----- Provided information -----

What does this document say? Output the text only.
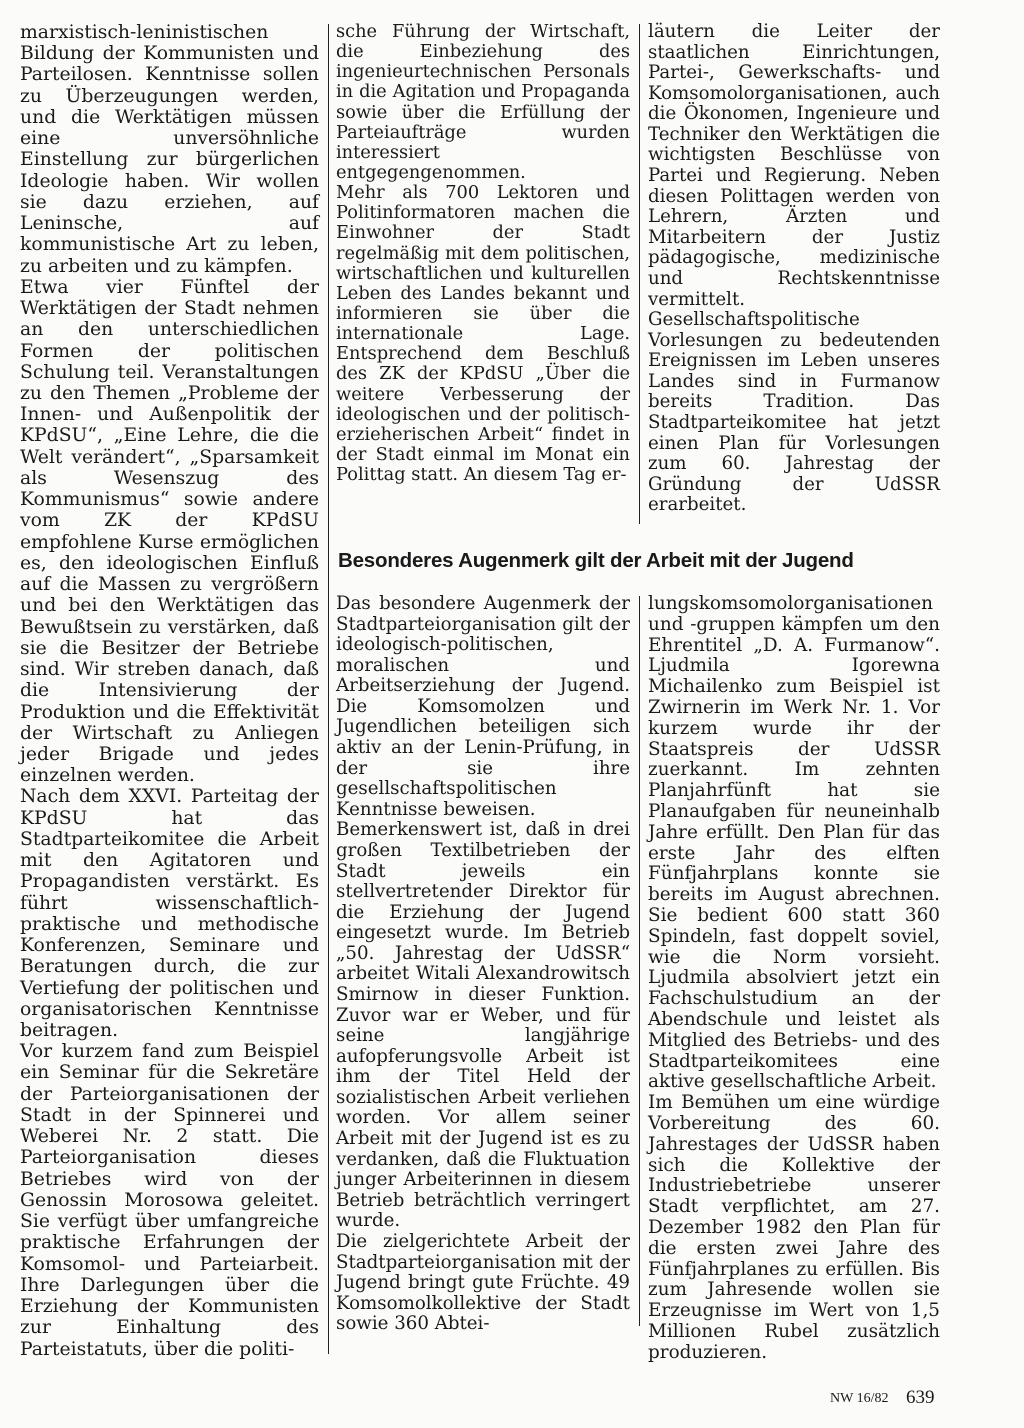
marxistisch-leninistischen Bildung der Kommunisten und Parteilosen. Kenntnisse sollen zu Überzeugungen werden, und die Werktätigen müssen eine unversöhnliche Einstellung zur bürgerlichen Ideologie haben. Wir wollen sie dazu erziehen, auf Leninsche, auf kommunistische Art zu leben, zu arbeiten und zu kämpfen.

Etwa vier Fünftel der Werktätigen der Stadt nehmen an den unterschiedlichen Formen der politischen Schulung teil. Veranstaltungen zu den Themen „Probleme der Innen- und Außenpolitik der KPdSU“, „Eine Lehre, die die Welt verändert“, „Sparsamkeit als Wesenszug des Kommunismus“ sowie andere vom ZK der KPdSU empfohlene Kurse ermöglichen es, den ideologischen Einfluß auf die Massen zu vergrößern und bei den Werktätigen das Bewußtsein zu verstärken, daß sie die Besitzer der Betriebe sind. Wir streben danach, daß die Intensivierung der Produktion und die Effektivität der Wirtschaft zu Anliegen jeder Brigade und jedes einzelnen werden.

Nach dem XXVI. Parteitag der KPdSU hat das Stadtparteikomitee die Arbeit mit den Agitatoren und Propagandisten verstärkt. Es führt wissenschaftlich-praktische und methodische Konferenzen, Seminare und Beratungen durch, die zur Vertiefung der politischen und organisatorischen Kenntnisse beitragen.

Vor kurzem fand zum Beispiel ein Seminar für die Sekretäre der Parteiorganisationen der Stadt in der Spinnerei und Weberei Nr. 2 statt. Die Parteiorganisation dieses Betriebes wird von der Genossin Morosowa geleitet. Sie verfügt über umfangreiche praktische Erfahrungen der Komsomol- und Parteiarbeit. Ihre Darlegungen über die Erziehung der Kommunisten zur Einhaltung des Parteistatuts, über die politi-

sche Führung der Wirtschaft, die Einbeziehung des ingenieurtechnischen Personals in die Agitation und Propaganda sowie über die Erfüllung der Parteiaufträge wurden interessiert entgegengenommen.

Mehr als 700 Lektoren und Politinformatoren machen die Einwohner der Stadt regelmäßig mit dem politischen, wirtschaftlichen und kulturellen Leben des Landes bekannt und informieren sie über die internationale Lage. Entsprechend dem Beschluß des ZK der KPdSU „Über die weitere Verbesserung der ideologischen und der politisch-erzieherischen Arbeit“ findet in der Stadt einmal im Monat ein Polittag statt. An diesem Tag er-

läutern die Leiter der staatlichen Einrichtungen, Partei-, Gewerkschafts- und Komsomolorganisationen, auch die Ökonomen, Ingenieure und Techniker den Werktätigen die wichtigsten Beschlüsse von Partei und Regierung. Neben diesen Polittagen werden von Lehrern, Ärzten und Mitarbeitern der Justiz pädagogische, medizinische und Rechtskenntnisse vermittelt.

Gesellschaftspolitische Vorlesungen zu bedeutenden Ereignissen im Leben unseres Landes sind in Furmanow bereits Tradition. Das Stadtparteikomitee hat jetzt einen Plan für Vorlesungen zum 60. Jahrestag der Gründung der UdSSR erarbeitet.

Besonderes Augenmerk gilt der Arbeit mit der Jugend

Das besondere Augenmerk der Stadtparteiorganisation gilt der ideologisch-politischen, moralischen und Arbeitserziehung der Jugend. Die Komsomolzen und Jugendlichen beteiligen sich aktiv an der Lenin-Prüfung, in der sie ihre gesellschaftspolitischen Kenntnisse beweisen.

Bemerkenswert ist, daß in drei großen Textilbetrieben der Stadt jeweils ein stellvertretender Direktor für die Erziehung der Jugend eingesetzt wurde. Im Betrieb „50. Jahrestag der UdSSR“ arbeitet Witali Alexandrowitsch Smirnow in dieser Funktion. Zuvor war er Weber, und für seine langjährige aufopferungsvolle Arbeit ist ihm der Titel Held der sozialistischen Arbeit verliehen worden. Vor allem seiner Arbeit mit der Jugend ist es zu verdanken, daß die Fluktuation junger Arbeiterinnen in diesem Betrieb beträchtlich verringert wurde.

Die zielgerichtete Arbeit der Stadtparteiorganisation mit der Jugend bringt gute Früchte. 49 Komsomolkollektive der Stadt sowie 360 Abtei-

lungskomsomolorganisationen und -gruppen kämpfen um den Ehrentitel „D. A. Furmanow“. Ljudmila Igorewna Michailenko zum Beispiel ist Zwirnerin im Werk Nr. 1. Vor kurzem wurde ihr der Staatspreis der UdSSR zuerkannt. Im zehnten Planjahrfünft hat sie Planaufgaben für neuneinhalb Jahre erfüllt. Den Plan für das erste Jahr des elften Fünfjahrplans konnte sie bereits im August abrechnen. Sie bedient 600 statt 360 Spindeln, fast doppelt soviel, wie die Norm vorsieht. Ljudmila absolviert jetzt ein Fachschulstudium an der Abendschule und leistet als Mitglied des Betriebs- und des Stadtparteikomitees eine aktive gesellschaftliche Arbeit.

Im Bemühen um eine würdige Vorbereitung des 60. Jahrestages der UdSSR haben sich die Kollektive der Industriebetriebe unserer Stadt verpflichtet, am 27. Dezember 1982 den Plan für die ersten zwei Jahre des Fünfjahrplanes zu erfüllen. Bis zum Jahresende wollen sie Erzeugnisse im Wert von 1,5 Millionen Rubel zusätzlich produzieren.

NW 16/82 639
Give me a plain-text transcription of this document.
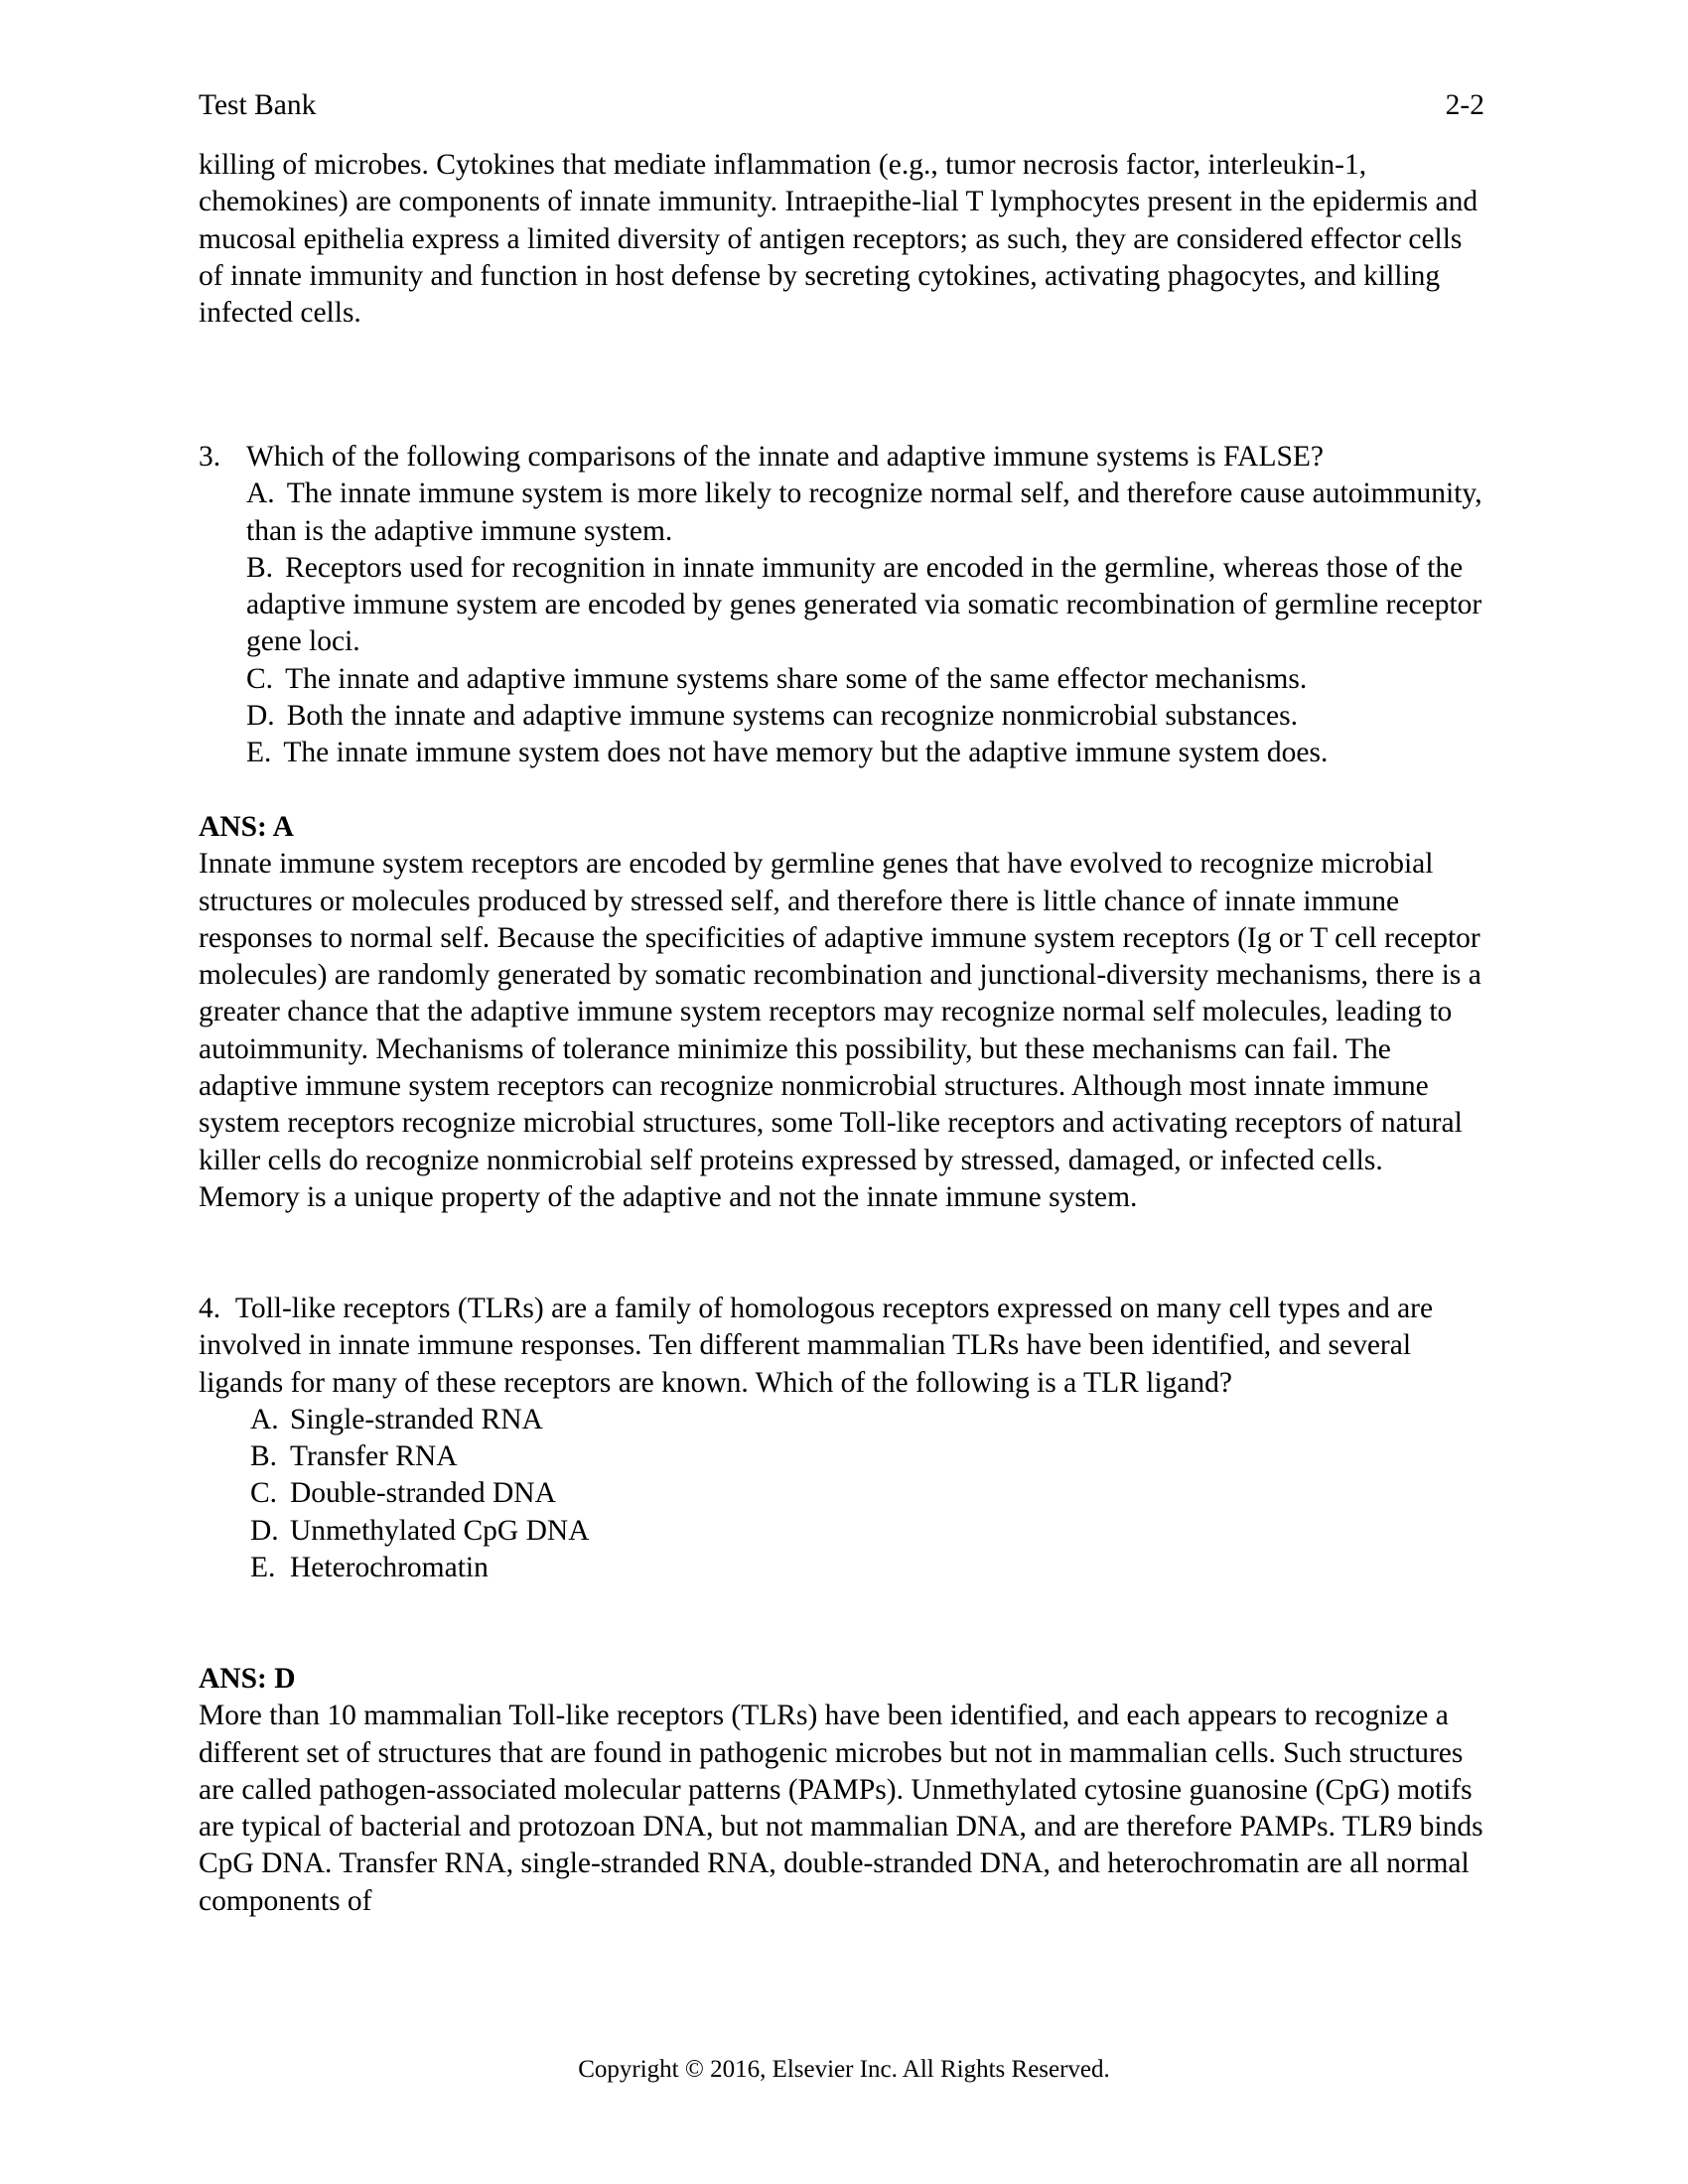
Test Bank	2-2

killing of microbes. Cytokines that mediate inflammation (e.g., tumor necrosis factor, interleukin-1, chemokines) are components of innate immunity. Intraepithe-lial T lymphocytes present in the epidermis and mucosal epithelia express a limited diversity of antigen receptors; as such, they are considered effector cells of innate immunity and function in host defense by secreting cytokines, activating phagocytes, and killing infected cells.

3. Which of the following comparisons of the innate and adaptive immune systems is FALSE?
A. The innate immune system is more likely to recognize normal self, and therefore cause autoimmunity, than is the adaptive immune system.
B. Receptors used for recognition in innate immunity are encoded in the germline, whereas those of the adaptive immune system are encoded by genes generated via somatic recombination of germline receptor gene loci.
C. The innate and adaptive immune systems share some of the same effector mechanisms.
D. Both the innate and adaptive immune systems can recognize nonmicrobial substances.
E. The innate immune system does not have memory but the adaptive immune system does.

ANS: A

Innate immune system receptors are encoded by germline genes that have evolved to recognize microbial structures or molecules produced by stressed self, and therefore there is little chance of innate immune responses to normal self. Because the specificities of adaptive immune system receptors (Ig or T cell receptor molecules) are randomly generated by somatic recombination and junctional-diversity mechanisms, there is a greater chance that the adaptive immune system receptors may recognize normal self molecules, leading to autoimmunity. Mechanisms of tolerance minimize this possibility, but these mechanisms can fail. The adaptive immune system receptors can recognize nonmicrobial structures. Although most innate immune system receptors recognize microbial structures, some Toll-like receptors and activating receptors of natural killer cells do recognize nonmicrobial self proteins expressed by stressed, damaged, or infected cells. Memory is a unique property of the adaptive and not the innate immune system.

4. Toll-like receptors (TLRs) are a family of homologous receptors expressed on many cell types and are involved in innate immune responses. Ten different mammalian TLRs have been identified, and several ligands for many of these receptors are known. Which of the following is a TLR ligand?

A. Single-stranded RNA
B. Transfer RNA
C. Double-stranded DNA
D. Unmethylated CpG DNA
E. Heterochromatin

ANS: D

More than 10 mammalian Toll-like receptors (TLRs) have been identified, and each appears to recognize a different set of structures that are found in pathogenic microbes but not in mammalian cells. Such structures are called pathogen-associated molecular patterns (PAMPs). Unmethylated cytosine guanosine (CpG) motifs are typical of bacterial and protozoan DNA, but not mammalian DNA, and are therefore PAMPs. TLR9 binds CpG DNA. Transfer RNA, single-stranded RNA, double-stranded DNA, and heterochromatin are all normal components of

Copyright © 2016, Elsevier Inc. All Rights Reserved.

-----

Task details
Nothing but a number should be given for this: how many lines in the entries above contain "Augenmerk"?

Your solution
2